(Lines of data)
----

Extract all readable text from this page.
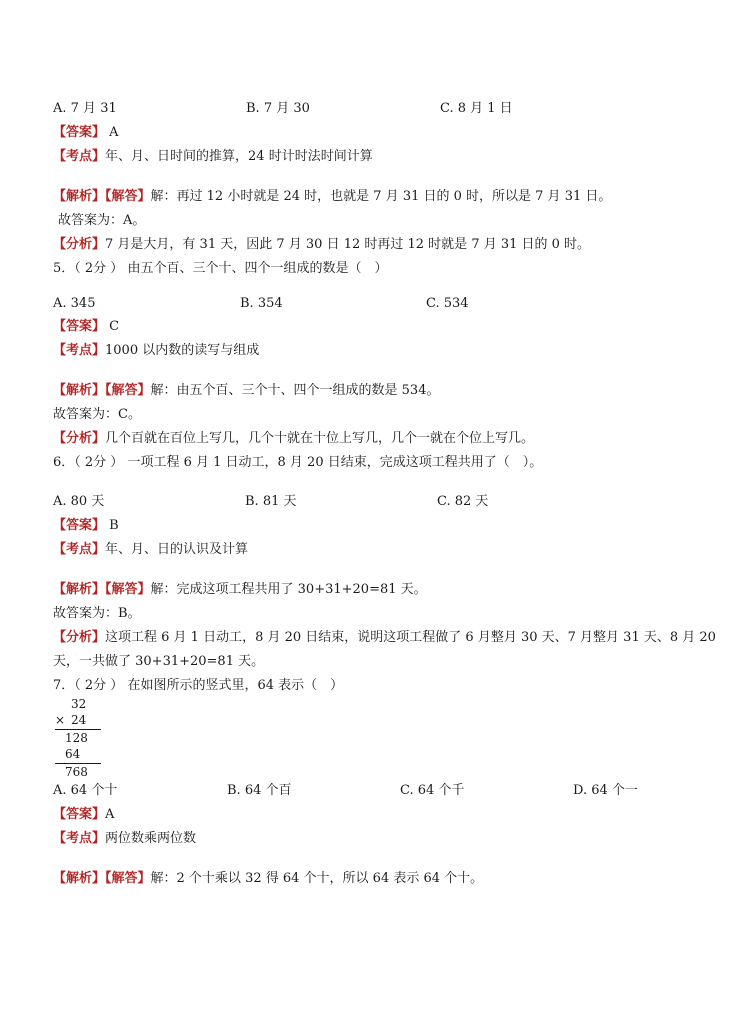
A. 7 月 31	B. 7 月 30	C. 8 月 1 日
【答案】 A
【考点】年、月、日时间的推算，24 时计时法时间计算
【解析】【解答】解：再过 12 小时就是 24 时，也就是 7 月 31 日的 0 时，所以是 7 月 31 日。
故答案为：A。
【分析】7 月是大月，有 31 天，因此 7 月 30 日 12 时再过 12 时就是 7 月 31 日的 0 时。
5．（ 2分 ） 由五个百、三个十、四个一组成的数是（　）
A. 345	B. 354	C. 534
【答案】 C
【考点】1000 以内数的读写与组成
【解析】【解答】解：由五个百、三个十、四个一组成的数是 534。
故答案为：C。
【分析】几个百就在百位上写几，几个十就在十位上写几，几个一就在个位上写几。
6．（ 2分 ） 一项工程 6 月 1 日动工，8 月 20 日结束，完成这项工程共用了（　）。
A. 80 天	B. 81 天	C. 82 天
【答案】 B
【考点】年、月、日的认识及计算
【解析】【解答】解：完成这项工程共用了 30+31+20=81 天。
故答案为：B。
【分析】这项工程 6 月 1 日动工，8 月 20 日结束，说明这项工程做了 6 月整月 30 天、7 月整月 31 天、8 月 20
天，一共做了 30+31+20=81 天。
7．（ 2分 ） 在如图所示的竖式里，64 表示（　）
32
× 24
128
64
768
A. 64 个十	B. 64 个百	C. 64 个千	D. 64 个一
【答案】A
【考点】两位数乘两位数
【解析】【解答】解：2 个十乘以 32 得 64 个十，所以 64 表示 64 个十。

----

__TASK GOAL__
From the entries above, copy every line where the word "由五个百" shows up.

__RESPONSE BELOW__
5．（ 2分 ） 由五个百、三个十、四个一组成的数是（　）
【解析】【解答】解：由五个百、三个十、四个一组成的数是 534。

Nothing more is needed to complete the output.